[Collected data entries]
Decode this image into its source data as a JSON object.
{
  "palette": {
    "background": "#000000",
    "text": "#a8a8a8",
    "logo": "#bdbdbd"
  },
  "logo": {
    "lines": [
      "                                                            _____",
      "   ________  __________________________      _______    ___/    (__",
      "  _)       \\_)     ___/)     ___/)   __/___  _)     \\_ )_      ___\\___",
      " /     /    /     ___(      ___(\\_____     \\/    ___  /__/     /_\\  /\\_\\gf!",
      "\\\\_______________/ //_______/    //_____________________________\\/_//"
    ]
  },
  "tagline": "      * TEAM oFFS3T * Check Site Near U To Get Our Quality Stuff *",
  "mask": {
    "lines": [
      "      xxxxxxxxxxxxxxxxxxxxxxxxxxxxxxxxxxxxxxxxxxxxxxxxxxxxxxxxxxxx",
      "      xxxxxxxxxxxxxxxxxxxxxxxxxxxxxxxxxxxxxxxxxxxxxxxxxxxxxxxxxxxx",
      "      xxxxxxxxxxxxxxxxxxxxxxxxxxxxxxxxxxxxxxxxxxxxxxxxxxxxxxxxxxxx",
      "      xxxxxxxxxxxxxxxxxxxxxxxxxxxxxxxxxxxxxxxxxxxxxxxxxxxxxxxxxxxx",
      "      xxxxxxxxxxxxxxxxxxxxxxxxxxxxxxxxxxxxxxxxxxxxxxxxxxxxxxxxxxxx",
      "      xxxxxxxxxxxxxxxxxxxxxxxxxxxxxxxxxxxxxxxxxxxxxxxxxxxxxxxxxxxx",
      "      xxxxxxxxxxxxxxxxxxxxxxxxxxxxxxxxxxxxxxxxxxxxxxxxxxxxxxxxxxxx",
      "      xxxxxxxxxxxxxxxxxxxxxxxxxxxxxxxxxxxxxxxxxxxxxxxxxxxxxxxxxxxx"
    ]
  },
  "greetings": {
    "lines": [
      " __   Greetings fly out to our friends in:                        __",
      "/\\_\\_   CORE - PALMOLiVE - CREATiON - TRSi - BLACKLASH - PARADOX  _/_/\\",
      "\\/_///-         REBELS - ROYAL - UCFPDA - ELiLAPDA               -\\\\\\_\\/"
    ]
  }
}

[EXERCISE TASK]
Copy out the full listing exactly.

[EXERCISE ANSWER]
Decode this image into its source data as a JSON object.
{
  "palette": {
    "background": "#000000",
    "text": "#a8a8a8",
    "logo": "#bdbdbd"
  },
  "logo": {
    "lines": [
      "                                                            _____",
      "   ________  __________________________      _______    ___/    (__",
      "  _)       \\_)     ___/)     ___/)   __/___  _)     \\_ )_      ___\\___",
      " /     /    /     ___(      ___(\\_____     \\/    ___  /__/     /_\\  /\\_\\gf!",
      "\\\\_______________/ //_______/    //_____________________________\\/_//"
    ]
  },
  "tagline": "      * TEAM oFFS3T * Check Site Near U To Get Our Quality Stuff *",
  "mask": {
    "lines": [
      "      xxxxxxxxxxxxxxxxxxxxxxxxxxxxxxxxxxxxxxxxxxxxxxxxxxxxxxxxxxxx",
      "      xxxxxxxxxxxxxxxxxxxxxxxxxxxxxxxxxxxxxxxxxxxxxxxxxxxxxxxxxxxx",
      "      xxxxxxxxxxxxxxxxxxxxxxxxxxxxxxxxxxxxxxxxxxxxxxxxxxxxxxxxxxxx",
      "      xxxxxxxxxxxxxxxxxxxxxxxxxxxxxxxxxxxxxxxxxxxxxxxxxxxxxxxxxxxx",
      "      xxxxxxxxxxxxxxxxxxxxxxxxxxxxxxxxxxxxxxxxxxxxxxxxxxxxxxxxxxxx",
      "      xxxxxxxxxxxxxxxxxxxxxxxxxxxxxxxxxxxxxxxxxxxxxxxxxxxxxxxxxxxx",
      "      xxxxxxxxxxxxxxxxxxxxxxxxxxxxxxxxxxxxxxxxxxxxxxxxxxxxxxxxxxxx",
      "      xxxxxxxxxxxxxxxxxxxxxxxxxxxxxxxxxxxxxxxxxxxxxxxxxxxxxxxxxxxx"
    ]
  },
  "greetings": {
    "lines": [
      " __   Greetings fly out to our friends in:                        __",
      "/\\_\\_   CORE - PALMOLiVE - CREATiON - TRSi - BLACKLASH - PARADOX  _/_/\\",
      "\\/_///-         REBELS - ROYAL - UCFPDA - ELiLAPDA               -\\\\\\_\\/"
    ]
  }
}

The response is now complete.